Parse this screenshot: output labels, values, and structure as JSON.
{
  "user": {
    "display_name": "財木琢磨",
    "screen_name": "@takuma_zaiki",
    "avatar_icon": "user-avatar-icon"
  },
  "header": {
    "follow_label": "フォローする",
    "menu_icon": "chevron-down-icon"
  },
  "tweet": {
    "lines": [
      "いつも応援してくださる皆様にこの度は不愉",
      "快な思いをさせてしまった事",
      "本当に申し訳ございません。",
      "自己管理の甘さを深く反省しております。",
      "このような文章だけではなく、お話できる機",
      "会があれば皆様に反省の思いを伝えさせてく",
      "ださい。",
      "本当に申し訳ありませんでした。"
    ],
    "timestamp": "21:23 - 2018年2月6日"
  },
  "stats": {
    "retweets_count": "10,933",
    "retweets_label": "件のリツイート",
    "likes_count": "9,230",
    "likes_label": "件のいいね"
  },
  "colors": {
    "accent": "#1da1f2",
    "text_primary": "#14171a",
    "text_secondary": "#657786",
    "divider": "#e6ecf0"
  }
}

* **Exercise**
Gather every line from the listing above in which the word "icon" appears.

* **Problem solution**
    "avatar_icon": "user-avatar-icon"
    "menu_icon": "chevron-down-icon"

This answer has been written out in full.